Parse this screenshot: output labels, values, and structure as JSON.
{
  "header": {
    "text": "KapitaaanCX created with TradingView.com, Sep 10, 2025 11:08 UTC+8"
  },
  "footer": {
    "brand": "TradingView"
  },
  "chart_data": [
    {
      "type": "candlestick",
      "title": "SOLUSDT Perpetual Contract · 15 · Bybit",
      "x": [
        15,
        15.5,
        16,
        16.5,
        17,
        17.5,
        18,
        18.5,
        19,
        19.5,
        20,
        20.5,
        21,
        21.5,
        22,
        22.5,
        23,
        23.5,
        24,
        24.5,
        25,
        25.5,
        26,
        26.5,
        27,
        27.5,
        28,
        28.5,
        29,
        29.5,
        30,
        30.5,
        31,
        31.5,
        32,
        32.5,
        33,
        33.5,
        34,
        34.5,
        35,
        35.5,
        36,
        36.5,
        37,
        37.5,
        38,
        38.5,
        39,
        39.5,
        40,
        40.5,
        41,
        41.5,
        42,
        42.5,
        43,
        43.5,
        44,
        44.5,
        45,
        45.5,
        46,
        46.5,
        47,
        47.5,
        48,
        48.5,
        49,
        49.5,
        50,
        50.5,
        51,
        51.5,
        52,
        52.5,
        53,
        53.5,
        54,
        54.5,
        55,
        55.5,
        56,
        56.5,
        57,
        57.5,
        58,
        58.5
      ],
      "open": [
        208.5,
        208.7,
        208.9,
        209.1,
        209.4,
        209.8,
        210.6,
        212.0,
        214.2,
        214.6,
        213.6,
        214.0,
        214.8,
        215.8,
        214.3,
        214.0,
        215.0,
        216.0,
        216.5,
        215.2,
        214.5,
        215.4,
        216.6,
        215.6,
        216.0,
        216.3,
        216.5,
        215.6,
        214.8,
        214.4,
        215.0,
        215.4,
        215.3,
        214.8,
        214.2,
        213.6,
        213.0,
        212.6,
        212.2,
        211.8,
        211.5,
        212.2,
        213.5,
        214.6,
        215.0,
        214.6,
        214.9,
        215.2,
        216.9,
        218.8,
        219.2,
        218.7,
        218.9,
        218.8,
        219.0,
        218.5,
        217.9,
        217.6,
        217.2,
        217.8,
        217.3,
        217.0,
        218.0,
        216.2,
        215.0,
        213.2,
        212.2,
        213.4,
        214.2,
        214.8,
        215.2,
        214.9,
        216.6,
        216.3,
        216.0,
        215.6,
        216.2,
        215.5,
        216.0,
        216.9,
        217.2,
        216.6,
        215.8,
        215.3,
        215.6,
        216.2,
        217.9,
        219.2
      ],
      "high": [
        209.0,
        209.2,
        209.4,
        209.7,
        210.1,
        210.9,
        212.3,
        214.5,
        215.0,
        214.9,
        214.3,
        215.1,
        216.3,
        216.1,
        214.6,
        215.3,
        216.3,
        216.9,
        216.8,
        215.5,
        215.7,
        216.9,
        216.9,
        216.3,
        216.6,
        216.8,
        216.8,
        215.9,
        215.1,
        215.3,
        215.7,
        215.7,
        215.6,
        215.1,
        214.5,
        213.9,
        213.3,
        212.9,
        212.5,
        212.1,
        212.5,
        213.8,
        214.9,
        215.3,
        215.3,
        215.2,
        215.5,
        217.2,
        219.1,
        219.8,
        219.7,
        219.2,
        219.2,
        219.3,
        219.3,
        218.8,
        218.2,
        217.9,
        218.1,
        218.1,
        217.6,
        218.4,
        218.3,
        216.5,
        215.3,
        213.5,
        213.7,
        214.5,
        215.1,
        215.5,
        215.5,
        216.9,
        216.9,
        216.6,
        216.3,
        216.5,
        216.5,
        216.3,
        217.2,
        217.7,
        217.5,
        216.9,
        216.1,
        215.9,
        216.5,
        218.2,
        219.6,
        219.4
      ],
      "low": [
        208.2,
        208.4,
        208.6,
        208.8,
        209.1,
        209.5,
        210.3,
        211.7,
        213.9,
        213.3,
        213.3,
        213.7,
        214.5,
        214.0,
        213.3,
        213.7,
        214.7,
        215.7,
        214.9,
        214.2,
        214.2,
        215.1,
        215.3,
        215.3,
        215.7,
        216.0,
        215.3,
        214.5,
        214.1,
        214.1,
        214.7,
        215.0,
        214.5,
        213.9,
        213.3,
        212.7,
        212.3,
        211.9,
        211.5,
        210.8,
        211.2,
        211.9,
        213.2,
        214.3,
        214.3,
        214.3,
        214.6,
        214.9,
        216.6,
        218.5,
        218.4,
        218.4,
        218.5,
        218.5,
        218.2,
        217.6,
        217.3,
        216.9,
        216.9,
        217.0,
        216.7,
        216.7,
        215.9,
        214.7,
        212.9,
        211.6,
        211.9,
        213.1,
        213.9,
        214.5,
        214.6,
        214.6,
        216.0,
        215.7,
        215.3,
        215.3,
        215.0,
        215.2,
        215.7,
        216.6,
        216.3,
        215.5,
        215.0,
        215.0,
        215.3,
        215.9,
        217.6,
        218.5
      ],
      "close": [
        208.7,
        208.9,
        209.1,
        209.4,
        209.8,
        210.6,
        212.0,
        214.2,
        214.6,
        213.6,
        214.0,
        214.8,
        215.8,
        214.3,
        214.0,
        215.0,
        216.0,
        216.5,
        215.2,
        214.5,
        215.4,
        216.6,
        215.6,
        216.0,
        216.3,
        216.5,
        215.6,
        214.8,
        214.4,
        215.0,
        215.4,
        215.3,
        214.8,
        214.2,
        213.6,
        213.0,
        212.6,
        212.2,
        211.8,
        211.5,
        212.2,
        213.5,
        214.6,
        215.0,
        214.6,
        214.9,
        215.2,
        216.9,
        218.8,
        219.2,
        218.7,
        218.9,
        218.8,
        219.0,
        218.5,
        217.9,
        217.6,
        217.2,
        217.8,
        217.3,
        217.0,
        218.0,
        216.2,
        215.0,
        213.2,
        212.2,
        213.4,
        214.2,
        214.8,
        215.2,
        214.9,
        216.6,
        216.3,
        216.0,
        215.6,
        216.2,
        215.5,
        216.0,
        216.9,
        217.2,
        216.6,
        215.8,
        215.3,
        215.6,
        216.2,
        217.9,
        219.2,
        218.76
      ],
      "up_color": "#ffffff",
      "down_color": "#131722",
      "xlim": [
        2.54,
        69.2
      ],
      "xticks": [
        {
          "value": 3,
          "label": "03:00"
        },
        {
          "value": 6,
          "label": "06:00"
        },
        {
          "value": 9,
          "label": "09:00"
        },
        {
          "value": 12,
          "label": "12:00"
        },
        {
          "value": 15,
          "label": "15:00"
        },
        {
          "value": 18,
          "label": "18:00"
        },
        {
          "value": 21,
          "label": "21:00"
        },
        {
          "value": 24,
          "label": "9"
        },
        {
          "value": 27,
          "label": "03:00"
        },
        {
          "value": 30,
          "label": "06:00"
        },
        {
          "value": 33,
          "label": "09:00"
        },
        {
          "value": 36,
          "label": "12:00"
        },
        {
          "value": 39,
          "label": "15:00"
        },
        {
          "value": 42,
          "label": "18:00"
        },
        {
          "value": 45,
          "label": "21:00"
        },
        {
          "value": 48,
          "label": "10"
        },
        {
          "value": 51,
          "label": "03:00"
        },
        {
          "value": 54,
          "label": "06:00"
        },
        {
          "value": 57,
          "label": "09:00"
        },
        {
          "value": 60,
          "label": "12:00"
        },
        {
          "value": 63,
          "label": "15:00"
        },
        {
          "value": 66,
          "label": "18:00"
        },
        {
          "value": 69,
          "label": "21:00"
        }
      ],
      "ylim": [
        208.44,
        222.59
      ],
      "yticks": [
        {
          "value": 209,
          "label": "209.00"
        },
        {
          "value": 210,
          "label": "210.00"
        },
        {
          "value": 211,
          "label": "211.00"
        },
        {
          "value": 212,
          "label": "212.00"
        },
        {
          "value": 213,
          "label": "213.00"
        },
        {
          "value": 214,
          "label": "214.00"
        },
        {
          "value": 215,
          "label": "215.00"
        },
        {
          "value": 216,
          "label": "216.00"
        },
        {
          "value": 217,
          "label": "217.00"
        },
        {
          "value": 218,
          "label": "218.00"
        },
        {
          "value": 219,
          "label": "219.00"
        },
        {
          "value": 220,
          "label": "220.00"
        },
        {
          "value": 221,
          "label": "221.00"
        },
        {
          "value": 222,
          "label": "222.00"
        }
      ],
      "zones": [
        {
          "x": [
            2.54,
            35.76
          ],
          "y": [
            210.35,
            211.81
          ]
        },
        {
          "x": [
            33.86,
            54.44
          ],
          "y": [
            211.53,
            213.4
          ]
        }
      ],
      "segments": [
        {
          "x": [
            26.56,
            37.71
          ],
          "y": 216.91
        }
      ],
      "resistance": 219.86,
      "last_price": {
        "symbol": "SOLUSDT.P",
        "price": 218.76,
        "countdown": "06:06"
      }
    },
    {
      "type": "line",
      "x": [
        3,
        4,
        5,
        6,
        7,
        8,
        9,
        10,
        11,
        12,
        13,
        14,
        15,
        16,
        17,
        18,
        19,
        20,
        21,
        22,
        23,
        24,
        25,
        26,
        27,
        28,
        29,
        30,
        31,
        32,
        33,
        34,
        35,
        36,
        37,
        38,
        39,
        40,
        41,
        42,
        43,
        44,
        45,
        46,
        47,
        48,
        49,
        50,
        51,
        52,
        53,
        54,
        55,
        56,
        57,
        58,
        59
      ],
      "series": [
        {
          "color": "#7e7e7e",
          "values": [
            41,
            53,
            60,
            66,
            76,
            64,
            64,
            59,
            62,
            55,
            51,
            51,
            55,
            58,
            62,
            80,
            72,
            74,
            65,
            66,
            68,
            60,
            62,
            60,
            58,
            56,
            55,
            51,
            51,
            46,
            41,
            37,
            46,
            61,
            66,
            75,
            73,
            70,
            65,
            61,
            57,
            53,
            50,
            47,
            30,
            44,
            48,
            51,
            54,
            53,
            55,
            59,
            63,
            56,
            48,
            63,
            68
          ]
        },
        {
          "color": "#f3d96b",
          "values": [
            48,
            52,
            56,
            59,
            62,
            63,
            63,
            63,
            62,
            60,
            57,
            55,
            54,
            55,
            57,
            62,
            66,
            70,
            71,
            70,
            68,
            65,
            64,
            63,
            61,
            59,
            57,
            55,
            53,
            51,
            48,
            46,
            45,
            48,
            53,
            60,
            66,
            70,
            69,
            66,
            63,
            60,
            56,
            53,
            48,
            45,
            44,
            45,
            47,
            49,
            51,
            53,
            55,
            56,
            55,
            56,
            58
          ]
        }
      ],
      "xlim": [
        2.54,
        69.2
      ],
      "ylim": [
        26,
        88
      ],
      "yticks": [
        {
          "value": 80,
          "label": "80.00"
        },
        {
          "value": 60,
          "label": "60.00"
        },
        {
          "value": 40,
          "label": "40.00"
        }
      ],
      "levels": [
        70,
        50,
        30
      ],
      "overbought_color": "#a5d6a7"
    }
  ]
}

........

Which lines of the data include "SOLUSDT"? Copy each of them.

▸ **RESULT FOR THIS EXERCISE**:
      "title": "SOLUSDT Perpetual Contract · 15 · Bybit",
        "symbol": "SOLUSDT.P",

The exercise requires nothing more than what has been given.